Read the records below. Copy each line where the string "JSON" occurs.

• EXERCISE DATA:
+ + + + +

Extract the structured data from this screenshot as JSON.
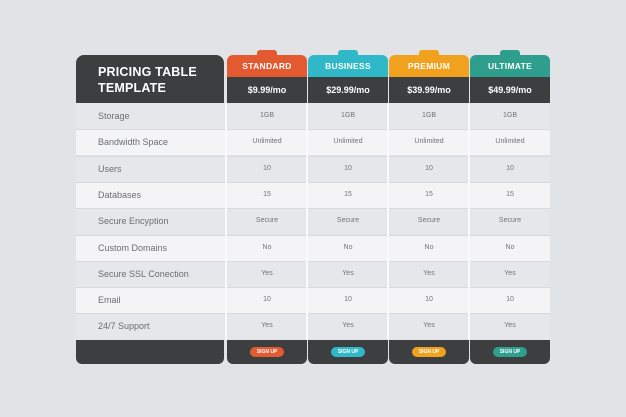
{
  "title": {
    "line1": "PRICING TABLE",
    "line2": "TEMPLATE"
  },
  "plans": [
    {
      "name": "STANDARD",
      "price": "$9.99/mo",
      "color": "#e45a30",
      "cta": "SIGN UP"
    },
    {
      "name": "BUSINESS",
      "price": "$29.99/mo",
      "color": "#2fb8c8",
      "cta": "SIGN UP"
    },
    {
      "name": "PREMIUM",
      "price": "$39.99/mo",
      "color": "#f0a21e",
      "cta": "SIGN UP"
    },
    {
      "name": "ULTIMATE",
      "price": "$49.99/mo",
      "color": "#2e9e8d",
      "cta": "SIGN UP"
    }
  ],
  "features": [
    {
      "label": "Storage",
      "values": [
        "1GB",
        "1GB",
        "1GB",
        "1GB"
      ]
    },
    {
      "label": "Bandwidth Space",
      "values": [
        "Unlimited",
        "Unlimited",
        "Unlimited",
        "Unlimited"
      ]
    },
    {
      "label": "Users",
      "values": [
        "10",
        "10",
        "10",
        "10"
      ]
    },
    {
      "label": "Databases",
      "values": [
        "15",
        "15",
        "15",
        "15"
      ]
    },
    {
      "label": "Secure Encyption",
      "values": [
        "Secure",
        "Secure",
        "Secure",
        "Secure"
      ]
    },
    {
      "label": "Custom Domains",
      "values": [
        "No",
        "No",
        "No",
        "No"
      ]
    },
    {
      "label": "Secure SSL Conection",
      "values": [
        "Yes",
        "Yes",
        "Yes",
        "Yes"
      ]
    },
    {
      "label": "Email",
      "values": [
        "10",
        "10",
        "10",
        "10"
      ]
    },
    {
      "label": "24/7 Support",
      "values": [
        "Yes",
        "Yes",
        "Yes",
        "Yes"
      ]
    }
  ]
}
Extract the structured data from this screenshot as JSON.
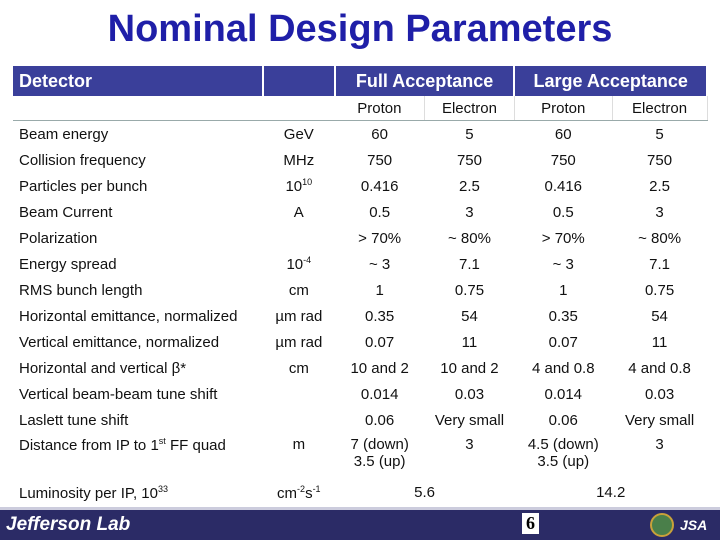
{
  "title": "Nominal Design Parameters",
  "header": {
    "detector": "Detector",
    "full_acceptance": "Full Acceptance",
    "large_acceptance": "Large Acceptance",
    "proton": "Proton",
    "electron": "Electron"
  },
  "rows": [
    {
      "label": "Beam energy",
      "unit": "GeV",
      "v": [
        "60",
        "5",
        "60",
        "5"
      ]
    },
    {
      "label": "Collision frequency",
      "unit": "MHz",
      "v": [
        "750",
        "750",
        "750",
        "750"
      ]
    },
    {
      "label": "Particles per bunch",
      "unit_base": "10",
      "unit_sup": "10",
      "v": [
        "0.416",
        "2.5",
        "0.416",
        "2.5"
      ]
    },
    {
      "label": "Beam Current",
      "unit": "A",
      "v": [
        "0.5",
        "3",
        "0.5",
        "3"
      ]
    },
    {
      "label": "Polarization",
      "unit": "",
      "v": [
        "> 70%",
        "~ 80%",
        "> 70%",
        "~ 80%"
      ]
    },
    {
      "label": "Energy spread",
      "unit_base": "10",
      "unit_sup": "-4",
      "v": [
        "~ 3",
        "7.1",
        "~ 3",
        "7.1"
      ]
    },
    {
      "label": "RMS bunch length",
      "unit": "cm",
      "v": [
        "1",
        "0.75",
        "1",
        "0.75"
      ]
    },
    {
      "label": "Horizontal emittance, normalized",
      "unit": "µm rad",
      "v": [
        "0.35",
        "54",
        "0.35",
        "54"
      ]
    },
    {
      "label": "Vertical emittance, normalized",
      "unit": "µm rad",
      "v": [
        "0.07",
        "11",
        "0.07",
        "11"
      ]
    },
    {
      "label": "Horizontal and vertical β*",
      "unit": "cm",
      "v": [
        "10 and 2",
        "10 and 2",
        "4 and 0.8",
        "4 and 0.8"
      ]
    },
    {
      "label": "Vertical beam-beam tune shift",
      "unit": "",
      "v": [
        "0.014",
        "0.03",
        "0.014",
        "0.03"
      ]
    },
    {
      "label": "Laslett tune shift",
      "unit": "",
      "v": [
        "0.06",
        "Very small",
        "0.06",
        "Very small"
      ]
    }
  ],
  "distance_row": {
    "label_pre": "Distance from IP to 1",
    "label_sup": "st",
    "label_post": " FF quad",
    "unit": "m",
    "v0_line1": "7 (down)",
    "v0_line2": "3.5 (up)",
    "v1": "3",
    "v2_line1": "4.5 (down)",
    "v2_line2": "3.5 (up)",
    "v3": "3"
  },
  "luminosity_row": {
    "label_pre": "Luminosity per IP, 10",
    "label_sup": "33",
    "unit_a": "cm",
    "unit_a_sup": "-2",
    "unit_b": "s",
    "unit_b_sup": "-1",
    "full": "5.6",
    "large": "14.2"
  },
  "footer": {
    "logo": "Jefferson Lab",
    "page_number": "6",
    "badge": "JSA"
  },
  "colors": {
    "title": "#1f1fa8",
    "header_bg": "#3a3f9a",
    "footer_bg": "#2b2b66"
  }
}
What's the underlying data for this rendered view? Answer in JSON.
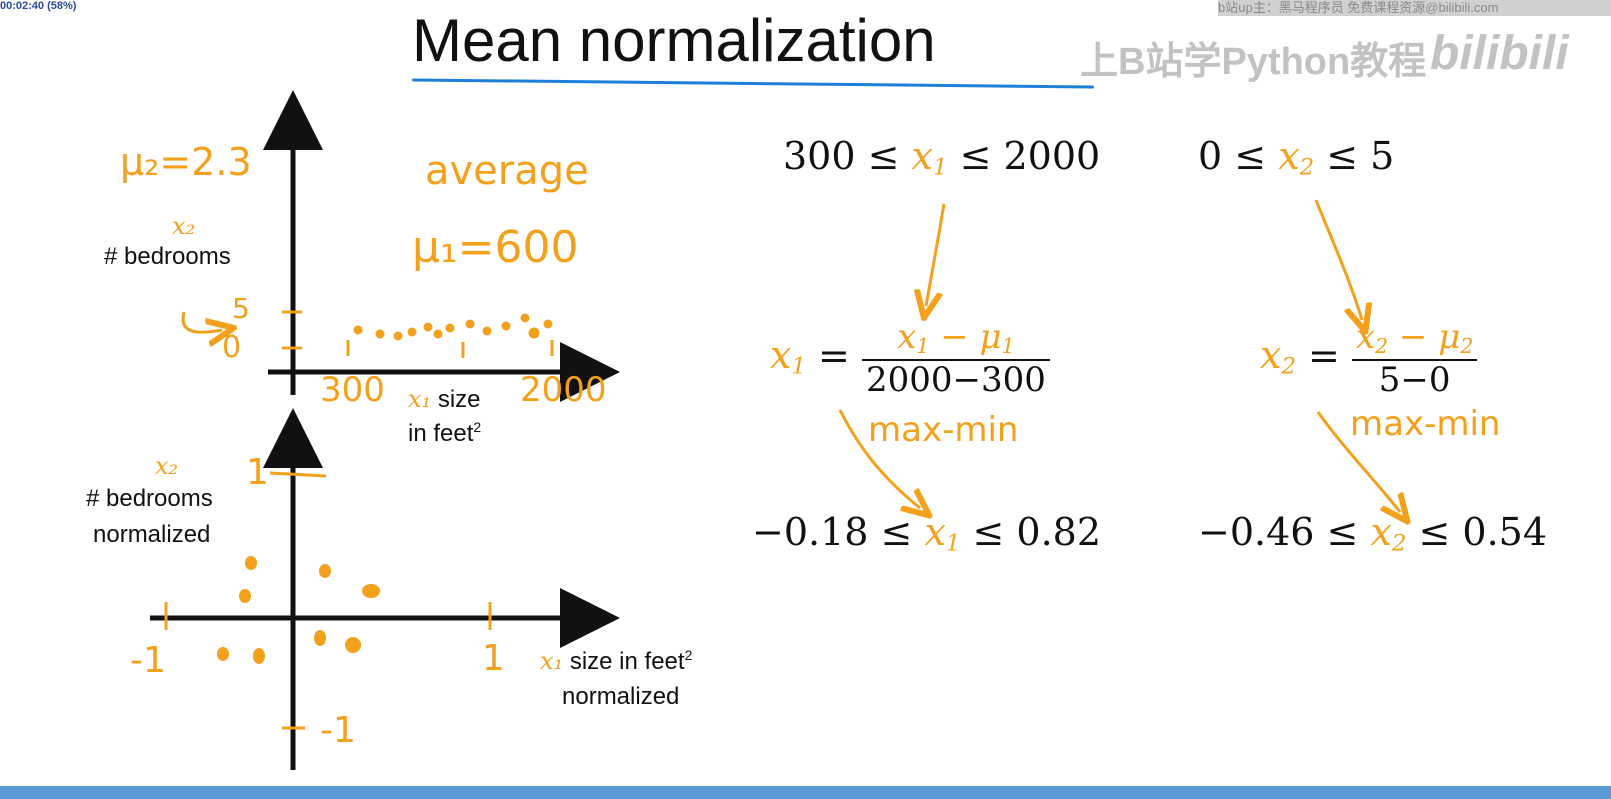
{
  "video": {
    "timecode": "00:02:40 (58%)",
    "source_watermark": "b站up主：黑马程序员 免费课程资源@bilibili.com",
    "side_watermark": "上B站学Python教程",
    "logo_watermark": "bilibili"
  },
  "title": "Mean normalization",
  "top_plot": {
    "y_var": "x₂",
    "y_label": "# bedrooms",
    "x_var": "x₁",
    "x_label_1": "size",
    "x_label_2": "in feet",
    "x_label_sup": "2",
    "annot_mu2": "μ₂=2.3",
    "annot_average": "average",
    "annot_mu1": "μ₁=600",
    "annot_y5": "5",
    "annot_y0": "0",
    "annot_x300": "300",
    "annot_x2000": "2000"
  },
  "bottom_plot": {
    "y_var": "x₂",
    "y_label_1": "# bedrooms",
    "y_label_2": "normalized",
    "x_var": "x₁",
    "x_label_1": "size in feet",
    "x_label_sup": "2",
    "x_label_2": "normalized",
    "annot_y1": "1",
    "annot_yneg1": "-1",
    "annot_xneg1": "-1",
    "annot_x1": "1"
  },
  "eq1": {
    "range_low": "300",
    "range_high": "2000",
    "var": "x",
    "var_sub": "1",
    "frac_num_var": "x",
    "frac_num_sub": "1",
    "frac_num_mu": "μ",
    "frac_num_mu_sub": "1",
    "frac_den": "2000−300",
    "note": "max-min",
    "norm_low": "−0.18",
    "norm_high": "0.82"
  },
  "eq2": {
    "range_low": "0",
    "range_high": "5",
    "var": "x",
    "var_sub": "2",
    "frac_num_var": "x",
    "frac_num_sub": "2",
    "frac_num_mu": "μ",
    "frac_num_mu_sub": "2",
    "frac_den": "5−0",
    "note": "max-min",
    "norm_low": "−0.46",
    "norm_high": "0.54"
  },
  "colors": {
    "accent": "#f3a01c",
    "underline": "#1e7fd8",
    "ink": "#111111",
    "bottom_bar": "#5b9bd5"
  }
}
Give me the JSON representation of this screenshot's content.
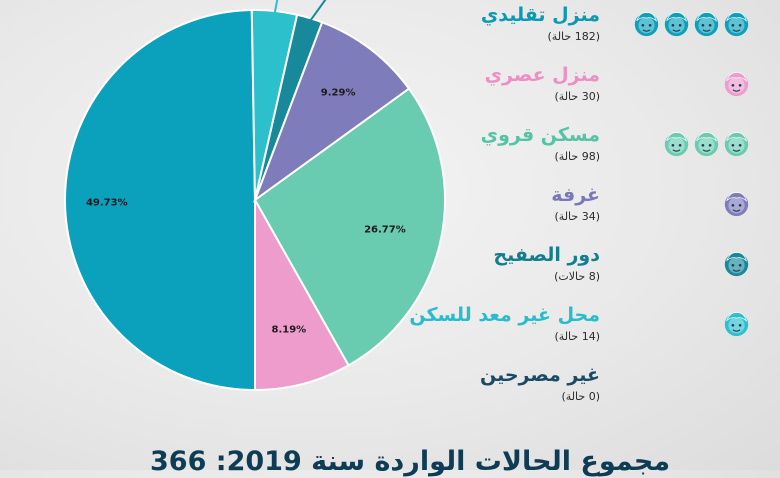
{
  "chart_data": {
    "type": "pie",
    "slices": [
      {
        "label": "منزل تقليدي",
        "count_label": "(182 حالة)",
        "value": 49.73,
        "value_label": "49.73%",
        "color": "#0ba0bb",
        "icon_count": 4
      },
      {
        "label": "منزل عصري",
        "count_label": "(30 حالة)",
        "value": 8.19,
        "value_label": "8.19%",
        "color": "#ee9ccc",
        "icon_count": 1
      },
      {
        "label": "مسكن قروي",
        "count_label": "(98 حالة)",
        "value": 26.77,
        "value_label": "26.77%",
        "color": "#69cbb0",
        "icon_count": 3
      },
      {
        "label": "غرفة",
        "count_label": "(34 حالة)",
        "value": 9.29,
        "value_label": "9.29%",
        "color": "#7f7cbc",
        "icon_count": 1
      },
      {
        "label": "دور الصفيح",
        "count_label": "(8 حالات)",
        "value": 2.19,
        "value_label": "",
        "color": "#18899b",
        "icon_count": 1
      },
      {
        "label": "محل غير معد للسكن",
        "count_label": "(14 حالة)",
        "value": 3.83,
        "value_label": "",
        "color": "#2cbfcc",
        "icon_count": 1
      },
      {
        "label": "غير مصرحين",
        "count_label": "(0 حالة)",
        "value": 0,
        "value_label": "",
        "color": "#1b4a66",
        "icon_count": 0
      }
    ]
  },
  "footer": "مجموع الحالات الواردة سنة 2019: 366"
}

+ + + + +

• RESULT FOR THIS EXERCISE:
Extract the structured data from this screenshot as JSON.
Extract the structured data from this screenshot as JSON.
What's the underlying data for this rendered view? Answer in JSON.
Give me the JSON representation of this screenshot's content.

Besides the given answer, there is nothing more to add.